OBJECTIVE:
Determine how many lines below hold the string "Бронювання". Reply with the number alone.

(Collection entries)
========================

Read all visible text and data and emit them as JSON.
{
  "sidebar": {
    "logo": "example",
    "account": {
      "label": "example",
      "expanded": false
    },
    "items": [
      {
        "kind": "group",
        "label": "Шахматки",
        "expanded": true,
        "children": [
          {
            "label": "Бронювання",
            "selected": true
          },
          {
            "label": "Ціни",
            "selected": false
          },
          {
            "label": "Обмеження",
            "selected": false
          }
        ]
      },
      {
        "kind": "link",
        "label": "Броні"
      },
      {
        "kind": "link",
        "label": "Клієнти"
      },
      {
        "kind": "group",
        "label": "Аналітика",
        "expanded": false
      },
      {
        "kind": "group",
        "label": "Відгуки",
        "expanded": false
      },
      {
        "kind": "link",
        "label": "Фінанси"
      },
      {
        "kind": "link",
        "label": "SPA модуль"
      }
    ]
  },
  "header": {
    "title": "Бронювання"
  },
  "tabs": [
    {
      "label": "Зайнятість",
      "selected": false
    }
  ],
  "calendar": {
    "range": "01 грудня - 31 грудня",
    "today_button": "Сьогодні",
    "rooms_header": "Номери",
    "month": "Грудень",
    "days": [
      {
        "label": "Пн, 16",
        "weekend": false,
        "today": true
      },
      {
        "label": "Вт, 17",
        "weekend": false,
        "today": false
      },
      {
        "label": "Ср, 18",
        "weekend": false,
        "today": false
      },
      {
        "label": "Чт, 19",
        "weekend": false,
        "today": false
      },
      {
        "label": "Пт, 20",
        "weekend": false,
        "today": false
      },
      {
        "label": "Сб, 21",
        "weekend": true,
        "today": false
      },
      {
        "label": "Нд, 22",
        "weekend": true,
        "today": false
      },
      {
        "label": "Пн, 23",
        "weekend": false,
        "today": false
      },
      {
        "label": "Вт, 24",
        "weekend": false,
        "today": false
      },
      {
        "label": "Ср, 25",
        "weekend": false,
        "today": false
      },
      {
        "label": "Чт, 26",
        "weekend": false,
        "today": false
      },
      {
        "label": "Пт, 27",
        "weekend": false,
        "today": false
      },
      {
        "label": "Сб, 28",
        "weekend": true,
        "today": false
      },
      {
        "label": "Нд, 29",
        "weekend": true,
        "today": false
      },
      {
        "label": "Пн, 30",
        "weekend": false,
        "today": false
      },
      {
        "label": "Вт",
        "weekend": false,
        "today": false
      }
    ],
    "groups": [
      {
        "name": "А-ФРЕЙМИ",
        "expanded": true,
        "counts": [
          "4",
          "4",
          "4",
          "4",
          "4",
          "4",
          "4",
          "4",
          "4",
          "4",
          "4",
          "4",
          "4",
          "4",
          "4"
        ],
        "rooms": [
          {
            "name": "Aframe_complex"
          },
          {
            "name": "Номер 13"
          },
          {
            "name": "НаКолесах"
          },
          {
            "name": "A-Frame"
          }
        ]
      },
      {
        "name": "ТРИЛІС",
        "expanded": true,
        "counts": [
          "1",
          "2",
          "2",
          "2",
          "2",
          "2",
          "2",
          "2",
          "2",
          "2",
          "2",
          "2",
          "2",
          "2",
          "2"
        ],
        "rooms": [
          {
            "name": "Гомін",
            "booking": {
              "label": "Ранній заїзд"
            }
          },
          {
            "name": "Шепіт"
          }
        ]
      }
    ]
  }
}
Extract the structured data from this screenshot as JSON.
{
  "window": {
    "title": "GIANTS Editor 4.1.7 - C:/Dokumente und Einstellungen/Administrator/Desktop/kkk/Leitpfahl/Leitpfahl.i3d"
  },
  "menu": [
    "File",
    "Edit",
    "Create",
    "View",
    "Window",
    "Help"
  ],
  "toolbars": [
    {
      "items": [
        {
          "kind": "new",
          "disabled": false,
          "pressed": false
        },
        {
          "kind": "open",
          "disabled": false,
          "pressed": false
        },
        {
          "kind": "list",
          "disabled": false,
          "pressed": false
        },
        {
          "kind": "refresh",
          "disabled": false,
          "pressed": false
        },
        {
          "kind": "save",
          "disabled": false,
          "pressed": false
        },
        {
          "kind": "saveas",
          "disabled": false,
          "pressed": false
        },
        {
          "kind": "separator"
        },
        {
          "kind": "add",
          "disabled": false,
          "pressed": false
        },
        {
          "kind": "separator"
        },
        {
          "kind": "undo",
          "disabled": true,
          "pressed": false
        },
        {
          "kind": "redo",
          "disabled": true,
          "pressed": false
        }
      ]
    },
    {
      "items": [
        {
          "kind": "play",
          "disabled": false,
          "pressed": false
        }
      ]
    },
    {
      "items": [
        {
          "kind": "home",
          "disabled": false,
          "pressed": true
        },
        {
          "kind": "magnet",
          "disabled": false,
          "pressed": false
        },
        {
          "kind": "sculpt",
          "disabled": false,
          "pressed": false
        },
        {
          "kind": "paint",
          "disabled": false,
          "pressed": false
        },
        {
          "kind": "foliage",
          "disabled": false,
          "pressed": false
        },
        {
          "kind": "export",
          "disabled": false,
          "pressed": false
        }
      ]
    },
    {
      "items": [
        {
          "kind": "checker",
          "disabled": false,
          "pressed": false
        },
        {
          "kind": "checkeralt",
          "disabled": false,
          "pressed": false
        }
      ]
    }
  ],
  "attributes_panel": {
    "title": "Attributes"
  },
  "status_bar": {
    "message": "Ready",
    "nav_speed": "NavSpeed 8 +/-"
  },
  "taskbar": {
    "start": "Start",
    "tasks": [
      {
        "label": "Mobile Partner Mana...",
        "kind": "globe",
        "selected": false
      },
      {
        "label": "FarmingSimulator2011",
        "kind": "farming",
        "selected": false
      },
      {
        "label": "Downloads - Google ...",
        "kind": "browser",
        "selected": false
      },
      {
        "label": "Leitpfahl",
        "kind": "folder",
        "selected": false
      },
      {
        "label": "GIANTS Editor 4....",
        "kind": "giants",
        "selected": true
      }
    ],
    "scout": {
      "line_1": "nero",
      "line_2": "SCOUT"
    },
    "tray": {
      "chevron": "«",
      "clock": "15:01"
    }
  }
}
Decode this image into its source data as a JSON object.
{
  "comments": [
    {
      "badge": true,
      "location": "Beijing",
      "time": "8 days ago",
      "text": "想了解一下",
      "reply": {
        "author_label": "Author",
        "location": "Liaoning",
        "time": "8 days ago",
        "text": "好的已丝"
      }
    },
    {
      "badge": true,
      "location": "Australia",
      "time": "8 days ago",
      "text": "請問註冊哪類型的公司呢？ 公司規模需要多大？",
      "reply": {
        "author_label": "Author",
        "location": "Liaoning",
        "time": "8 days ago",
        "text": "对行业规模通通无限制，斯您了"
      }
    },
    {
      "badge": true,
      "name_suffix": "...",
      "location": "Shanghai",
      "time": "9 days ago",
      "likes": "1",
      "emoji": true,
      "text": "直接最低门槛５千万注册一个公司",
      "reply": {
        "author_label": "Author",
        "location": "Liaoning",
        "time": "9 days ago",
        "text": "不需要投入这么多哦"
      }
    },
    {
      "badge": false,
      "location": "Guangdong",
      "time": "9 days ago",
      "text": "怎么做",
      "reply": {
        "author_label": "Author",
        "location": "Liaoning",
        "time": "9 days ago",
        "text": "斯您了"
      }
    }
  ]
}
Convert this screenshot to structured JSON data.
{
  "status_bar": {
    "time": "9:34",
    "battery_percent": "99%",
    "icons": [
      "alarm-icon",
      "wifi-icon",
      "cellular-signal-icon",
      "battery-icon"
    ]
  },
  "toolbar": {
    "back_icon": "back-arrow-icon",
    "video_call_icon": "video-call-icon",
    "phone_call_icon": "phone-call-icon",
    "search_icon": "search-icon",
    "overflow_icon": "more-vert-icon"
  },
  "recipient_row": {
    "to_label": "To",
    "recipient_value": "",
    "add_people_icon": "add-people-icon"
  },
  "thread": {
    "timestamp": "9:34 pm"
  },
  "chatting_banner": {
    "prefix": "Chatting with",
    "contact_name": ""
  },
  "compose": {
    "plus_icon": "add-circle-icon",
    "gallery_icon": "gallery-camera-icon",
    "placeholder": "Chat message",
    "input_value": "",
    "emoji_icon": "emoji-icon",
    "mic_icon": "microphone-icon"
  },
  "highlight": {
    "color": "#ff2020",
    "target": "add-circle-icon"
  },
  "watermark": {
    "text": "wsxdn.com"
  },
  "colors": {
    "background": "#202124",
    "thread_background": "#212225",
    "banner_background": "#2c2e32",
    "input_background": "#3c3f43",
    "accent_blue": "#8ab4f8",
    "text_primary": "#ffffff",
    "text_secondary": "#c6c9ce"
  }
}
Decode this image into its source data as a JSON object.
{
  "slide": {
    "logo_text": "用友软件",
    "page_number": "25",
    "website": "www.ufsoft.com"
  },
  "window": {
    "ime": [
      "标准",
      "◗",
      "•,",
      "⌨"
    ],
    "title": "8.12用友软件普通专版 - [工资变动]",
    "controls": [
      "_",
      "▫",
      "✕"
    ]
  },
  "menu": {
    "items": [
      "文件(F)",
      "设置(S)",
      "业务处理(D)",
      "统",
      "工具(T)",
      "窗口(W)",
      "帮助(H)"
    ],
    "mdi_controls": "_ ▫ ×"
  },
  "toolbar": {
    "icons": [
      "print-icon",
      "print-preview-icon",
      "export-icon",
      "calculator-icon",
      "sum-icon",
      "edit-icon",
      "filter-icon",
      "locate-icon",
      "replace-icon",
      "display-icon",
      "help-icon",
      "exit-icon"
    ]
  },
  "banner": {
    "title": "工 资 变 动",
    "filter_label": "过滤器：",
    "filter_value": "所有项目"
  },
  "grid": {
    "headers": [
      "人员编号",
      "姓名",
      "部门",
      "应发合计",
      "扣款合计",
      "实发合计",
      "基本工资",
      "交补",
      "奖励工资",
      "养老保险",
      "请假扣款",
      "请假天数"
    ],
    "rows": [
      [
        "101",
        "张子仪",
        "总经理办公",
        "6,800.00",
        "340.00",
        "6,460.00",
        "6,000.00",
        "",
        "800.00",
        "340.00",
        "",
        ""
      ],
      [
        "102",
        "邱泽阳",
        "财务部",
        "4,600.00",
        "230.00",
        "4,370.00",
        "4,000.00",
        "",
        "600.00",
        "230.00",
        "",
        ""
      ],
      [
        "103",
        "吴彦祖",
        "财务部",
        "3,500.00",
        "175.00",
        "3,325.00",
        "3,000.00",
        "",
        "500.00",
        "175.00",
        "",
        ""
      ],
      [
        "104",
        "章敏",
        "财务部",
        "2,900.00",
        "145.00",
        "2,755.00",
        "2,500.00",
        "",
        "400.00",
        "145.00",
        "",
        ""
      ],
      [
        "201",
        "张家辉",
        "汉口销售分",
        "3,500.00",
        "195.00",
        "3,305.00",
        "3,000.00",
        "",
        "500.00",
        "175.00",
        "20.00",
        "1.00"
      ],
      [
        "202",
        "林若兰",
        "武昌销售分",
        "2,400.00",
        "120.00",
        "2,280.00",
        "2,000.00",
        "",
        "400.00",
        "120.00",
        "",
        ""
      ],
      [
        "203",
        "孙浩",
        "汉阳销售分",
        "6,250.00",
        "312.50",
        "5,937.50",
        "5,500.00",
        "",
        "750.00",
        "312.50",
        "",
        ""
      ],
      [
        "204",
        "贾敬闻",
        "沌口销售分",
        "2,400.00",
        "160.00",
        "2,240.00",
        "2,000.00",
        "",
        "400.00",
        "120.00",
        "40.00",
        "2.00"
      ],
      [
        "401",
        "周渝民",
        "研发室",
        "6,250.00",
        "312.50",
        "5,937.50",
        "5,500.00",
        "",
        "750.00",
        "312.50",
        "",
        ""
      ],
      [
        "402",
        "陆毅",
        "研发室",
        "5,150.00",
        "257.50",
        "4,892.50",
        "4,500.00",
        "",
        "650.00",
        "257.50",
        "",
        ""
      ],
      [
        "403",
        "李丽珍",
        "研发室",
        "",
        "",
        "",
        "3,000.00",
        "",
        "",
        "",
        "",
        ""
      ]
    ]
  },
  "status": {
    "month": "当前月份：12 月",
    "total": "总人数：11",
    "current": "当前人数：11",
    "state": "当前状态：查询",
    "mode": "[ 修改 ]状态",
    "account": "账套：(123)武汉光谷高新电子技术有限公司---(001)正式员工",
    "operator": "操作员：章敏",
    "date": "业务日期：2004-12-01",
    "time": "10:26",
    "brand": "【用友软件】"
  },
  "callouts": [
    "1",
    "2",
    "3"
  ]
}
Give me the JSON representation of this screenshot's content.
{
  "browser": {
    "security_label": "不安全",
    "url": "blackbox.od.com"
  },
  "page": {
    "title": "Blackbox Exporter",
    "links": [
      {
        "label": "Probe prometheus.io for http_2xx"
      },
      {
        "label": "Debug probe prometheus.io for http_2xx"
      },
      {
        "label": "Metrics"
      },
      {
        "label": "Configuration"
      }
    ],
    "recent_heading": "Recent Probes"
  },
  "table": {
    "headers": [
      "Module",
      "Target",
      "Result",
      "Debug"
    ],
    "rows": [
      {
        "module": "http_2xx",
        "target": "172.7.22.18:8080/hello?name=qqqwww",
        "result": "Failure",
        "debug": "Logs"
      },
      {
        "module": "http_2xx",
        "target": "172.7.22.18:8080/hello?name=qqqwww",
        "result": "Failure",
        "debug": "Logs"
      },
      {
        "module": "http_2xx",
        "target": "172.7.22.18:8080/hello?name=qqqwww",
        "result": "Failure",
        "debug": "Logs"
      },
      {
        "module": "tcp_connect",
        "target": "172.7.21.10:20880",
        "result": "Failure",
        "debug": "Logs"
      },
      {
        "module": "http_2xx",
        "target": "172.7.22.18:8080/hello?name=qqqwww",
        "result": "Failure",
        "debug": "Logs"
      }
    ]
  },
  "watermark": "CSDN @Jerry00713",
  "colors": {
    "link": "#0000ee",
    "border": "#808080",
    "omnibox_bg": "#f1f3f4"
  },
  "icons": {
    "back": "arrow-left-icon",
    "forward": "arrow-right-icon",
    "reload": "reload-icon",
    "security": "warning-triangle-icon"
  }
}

========================

WRITTEN ANSWER:
2